Figure record listings:
-----

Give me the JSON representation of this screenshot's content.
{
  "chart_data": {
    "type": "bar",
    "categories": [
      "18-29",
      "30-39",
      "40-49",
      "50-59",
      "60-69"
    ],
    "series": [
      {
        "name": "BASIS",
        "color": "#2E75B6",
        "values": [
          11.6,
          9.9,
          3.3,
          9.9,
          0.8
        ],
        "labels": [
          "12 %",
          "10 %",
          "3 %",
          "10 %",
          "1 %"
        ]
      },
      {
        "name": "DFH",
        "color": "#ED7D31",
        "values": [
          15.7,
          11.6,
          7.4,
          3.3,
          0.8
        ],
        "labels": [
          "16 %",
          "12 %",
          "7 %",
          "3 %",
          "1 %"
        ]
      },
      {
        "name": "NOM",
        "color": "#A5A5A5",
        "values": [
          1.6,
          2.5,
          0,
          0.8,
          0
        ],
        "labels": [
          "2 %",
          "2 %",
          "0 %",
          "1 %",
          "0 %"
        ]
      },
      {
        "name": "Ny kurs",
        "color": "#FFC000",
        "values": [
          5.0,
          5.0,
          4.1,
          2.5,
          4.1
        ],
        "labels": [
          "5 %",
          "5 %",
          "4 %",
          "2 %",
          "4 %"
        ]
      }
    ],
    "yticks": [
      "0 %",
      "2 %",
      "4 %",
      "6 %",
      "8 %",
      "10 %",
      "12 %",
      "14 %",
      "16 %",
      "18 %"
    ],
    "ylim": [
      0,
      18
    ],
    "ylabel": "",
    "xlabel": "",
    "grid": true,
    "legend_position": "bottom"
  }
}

-----

Copy out all of the data exactly, leaving nothing out.

▸ **Response for this exercise**
Give me the JSON representation of this screenshot's content.
{
  "chart_data": {
    "type": "bar",
    "categories": [
      "18-29",
      "30-39",
      "40-49",
      "50-59",
      "60-69"
    ],
    "series": [
      {
        "name": "BASIS",
        "color": "#2E75B6",
        "values": [
          11.6,
          9.9,
          3.3,
          9.9,
          0.8
        ],
        "labels": [
          "12 %",
          "10 %",
          "3 %",
          "10 %",
          "1 %"
        ]
      },
      {
        "name": "DFH",
        "color": "#ED7D31",
        "values": [
          15.7,
          11.6,
          7.4,
          3.3,
          0.8
        ],
        "labels": [
          "16 %",
          "12 %",
          "7 %",
          "3 %",
          "1 %"
        ]
      },
      {
        "name": "NOM",
        "color": "#A5A5A5",
        "values": [
          1.6,
          2.5,
          0,
          0.8,
          0
        ],
        "labels": [
          "2 %",
          "2 %",
          "0 %",
          "1 %",
          "0 %"
        ]
      },
      {
        "name": "Ny kurs",
        "color": "#FFC000",
        "values": [
          5.0,
          5.0,
          4.1,
          2.5,
          4.1
        ],
        "labels": [
          "5 %",
          "5 %",
          "4 %",
          "2 %",
          "4 %"
        ]
      }
    ],
    "yticks": [
      "0 %",
      "2 %",
      "4 %",
      "6 %",
      "8 %",
      "10 %",
      "12 %",
      "14 %",
      "16 %",
      "18 %"
    ],
    "ylim": [
      0,
      18
    ],
    "ylabel": "",
    "xlabel": "",
    "grid": true,
    "legend_position": "bottom"
  }
}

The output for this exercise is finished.